PROBLEM TO SOLVE.
Locate each line holding the string "либо" and copy it.

[Dataset excerpt]
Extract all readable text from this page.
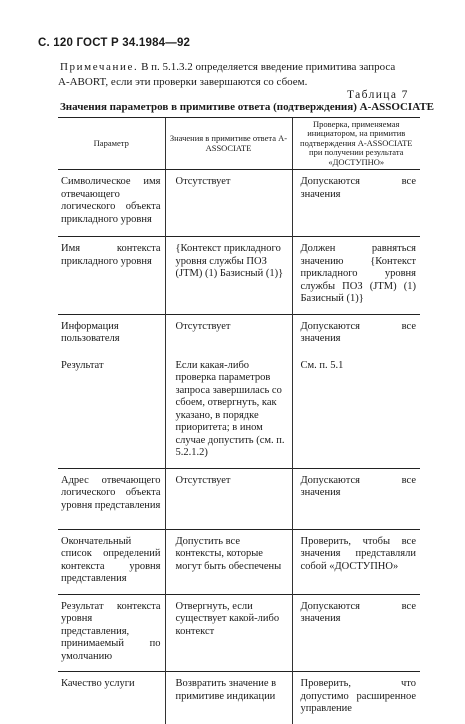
С. 120 ГОСТ Р 34.1984—92
Примечание. В п. 5.1.3.2 определяется введение примитива запроса
A-ABORT, если эти проверки завершаются со сбоем.
Таблица 7
Значения параметров в примитиве ответа (подтверждения) A-ASSOCIATE
Параметр	Значения в примитиве ответа A-ASSOCIATE	Проверка, применяемая инициатором, на примитив подтверждения A-ASSOCIATE при получении результата «ДОСТУПНО»
Символическое имя отвечающего логического объекта прикладного уровня	Отсутствует	Допускаются все значения
Имя контекста прикладного уровня	{Контекст прикладного уровня службы ПОЗ (JTM) (1) Базисный (1)}	Должен равняться значению {Контекст прикладного уровня службы ПОЗ (JTM) (1) Базисный (1)}
Информация пользователя	Отсутствует	Допускаются все значения
Результат	Если какая-либо проверка параметров запроса завершилась со сбоем, отвергнуть, как указано, в порядке приоритета; в ином случае допустить (см. п. 5.2.1.2)	См. п. 5.1
Адрес отвечающего логического объекта уровня представления	Отсутствует	Допускаются все значения
Окончательный список определений контекста уровня представления	Допустить все контексты, которые могут быть обеспечены	Проверить, чтобы все значения представляли собой «ДОСТУПНО»
Результат контекста уровня представления, принимаемый по умолчанию	Отвергнуть, если существует какой-либо контекст	Допускаются все значения
Качество услуги	Возвратить значение в примитиве индикации	Проверить, что допустимо расширенное управление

RESULT BELOW.
Результат	Если какая-либо проверка параметров запроса завершилась со сбоем, отвергнуть, как указано, в порядке приоритета; в ином случае допустить (см. п. 5.2.1.2)	См. п. 5.1
Результат контекста уровня представления, принимаемый по умолчанию	Отвергнуть, если существует какой-либо контекст	Допускаются все значения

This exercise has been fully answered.